- [Problem]:
Transcribe every entry word for word. Skip the pictures.

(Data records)
--

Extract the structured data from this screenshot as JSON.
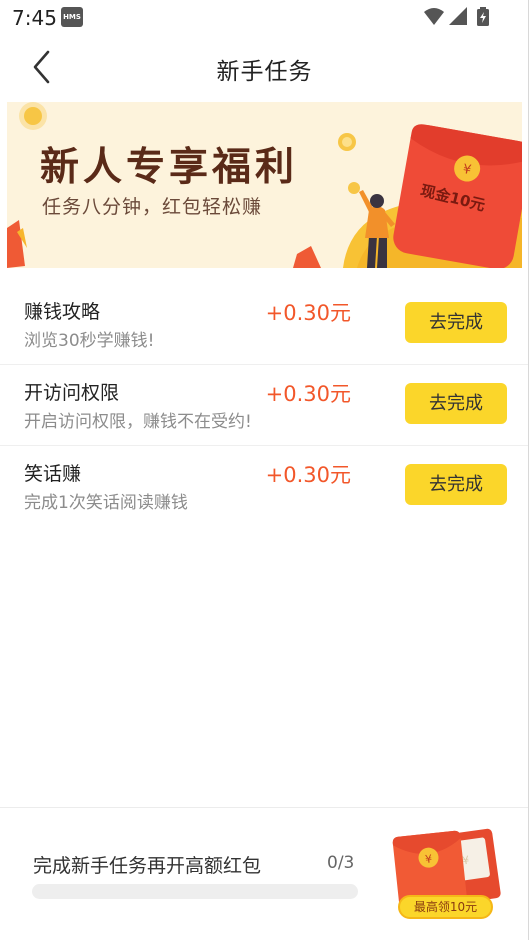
{
  "status_bar": {
    "time": "7:45",
    "hms_badge": "HMS",
    "icons": [
      "wifi-icon",
      "signal-icon",
      "battery-charging-icon"
    ]
  },
  "header": {
    "title": "新手任务",
    "back_icon": "chevron-left-icon"
  },
  "banner": {
    "headline": "新人专享福利",
    "subtitle": "任务八分钟，红包轻松赚",
    "stamp_text": "现金10元",
    "colors": {
      "background": "#fdf3dc",
      "headline": "#5a2a18",
      "envelope": "#ef4b37"
    }
  },
  "tasks": [
    {
      "title": "赚钱攻略",
      "description": "浏览30秒学赚钱!",
      "reward": "+0.30元",
      "button": "去完成"
    },
    {
      "title": "开访问权限",
      "description": "开启访问权限，赚钱不在受约!",
      "reward": "+0.30元",
      "button": "去完成"
    },
    {
      "title": "笑话赚",
      "description": "完成1次笑话阅读赚钱",
      "reward": "+0.30元",
      "button": "去完成"
    }
  ],
  "bottom": {
    "title": "完成新手任务再开高额红包",
    "count": "0/3",
    "progress": 0,
    "promo_label": "最高领10元"
  },
  "colors": {
    "accent": "#fbd62a",
    "reward": "#f2572a"
  }
}
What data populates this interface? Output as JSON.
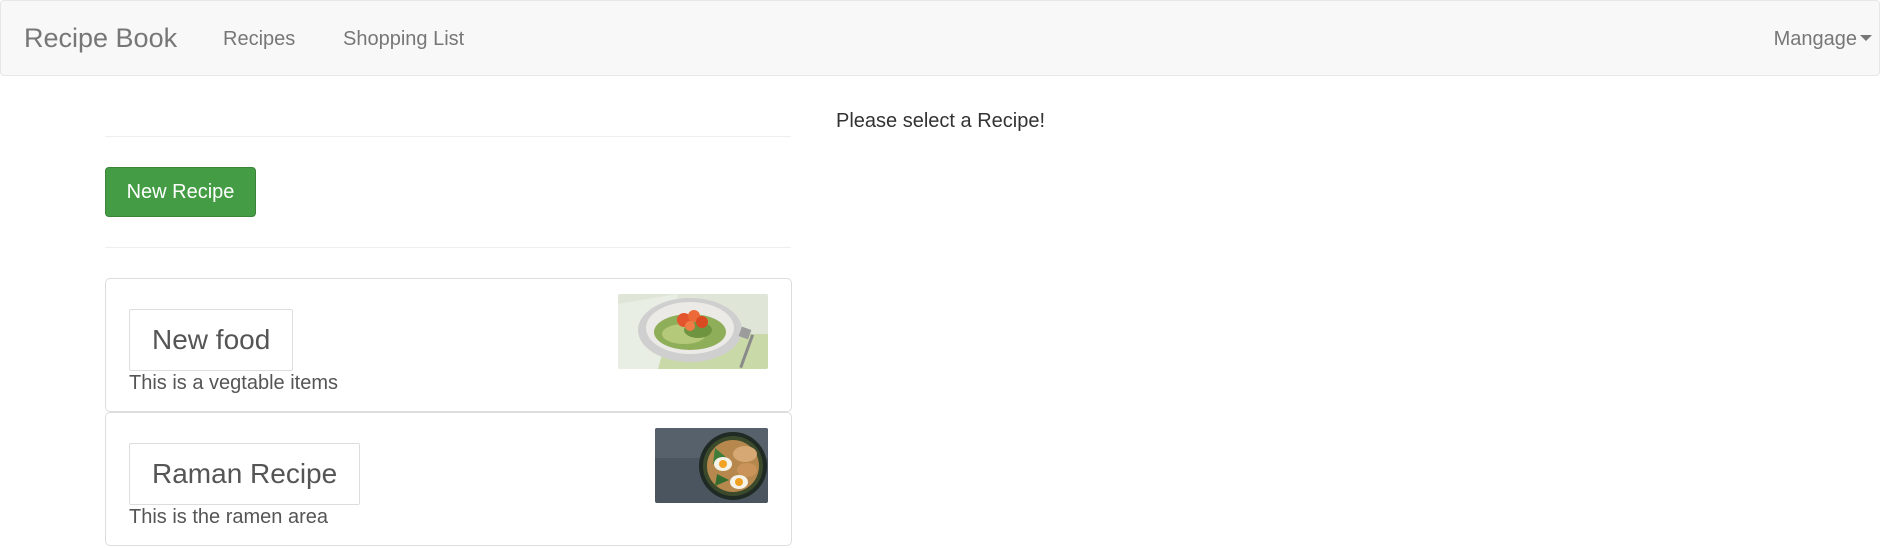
{
  "navbar": {
    "brand": "Recipe Book",
    "links": [
      {
        "label": "Recipes"
      },
      {
        "label": "Shopping List"
      }
    ],
    "manage_label": "Mangage"
  },
  "recipe_list": {
    "new_button_label": "New Recipe",
    "items": [
      {
        "name": "New food",
        "description": "This is a vegtable items",
        "image": "salad-bowl-photo"
      },
      {
        "name": "Raman Recipe",
        "description": "This is the ramen area",
        "image": "ramen-bowl-photo"
      }
    ]
  },
  "detail": {
    "placeholder_text": "Please select a Recipe!"
  },
  "colors": {
    "navbar_bg": "#f8f8f8",
    "success_button": "#449d44",
    "text_muted": "#777777"
  }
}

--

- [The answer]:
Extract the structured data from this screenshot as JSON.
{
  "status_bar": {
    "time": "7:45",
    "hms_badge": "HMS",
    "icons": [
      "wifi-icon",
      "signal-icon",
      "battery-charging-icon"
    ]
  },
  "header": {
    "title": "新手任务",
    "back_icon": "chevron-left-icon"
  },
  "banner": {
    "headline": "新人专享福利",
    "subtitle": "任务八分钟，红包轻松赚",
    "stamp_text": "现金10元",
    "colors": {
      "background": "#fdf3dc",
      "headline": "#5a2a18",
      "envelope": "#ef4b37"
    }
  },
  "tasks": [
    {
      "title": "赚钱攻略",
      "description": "浏览30秒学赚钱!",
      "reward": "+0.30元",
      "button": "去完成"
    },
    {
      "title": "开访问权限",
      "description": "开启访问权限，赚钱不在受约!",
      "reward": "+0.30元",
      "button": "去完成"
    },
    {
      "title": "笑话赚",
      "description": "完成1次笑话阅读赚钱",
      "reward": "+0.30元",
      "button": "去完成"
    }
  ],
  "bottom": {
    "title": "完成新手任务再开高额红包",
    "count": "0/3",
    "progress": 0,
    "promo_label": "最高领10元"
  },
  "colors": {
    "accent": "#fbd62a",
    "reward": "#f2572a"
  }
}
What data populates this interface? Output as JSON.
{
  "navbar": {
    "brand": "Recipe Book",
    "links": [
      {
        "label": "Recipes"
      },
      {
        "label": "Shopping List"
      }
    ],
    "manage_label": "Mangage"
  },
  "recipe_list": {
    "new_button_label": "New Recipe",
    "items": [
      {
        "name": "New food",
        "description": "This is a vegtable items",
        "image": "salad-bowl-photo"
      },
      {
        "name": "Raman Recipe",
        "description": "This is the ramen area",
        "image": "ramen-bowl-photo"
      }
    ]
  },
  "detail": {
    "placeholder_text": "Please select a Recipe!"
  },
  "colors": {
    "navbar_bg": "#f8f8f8",
    "success_button": "#449d44",
    "text_muted": "#777777"
  }
}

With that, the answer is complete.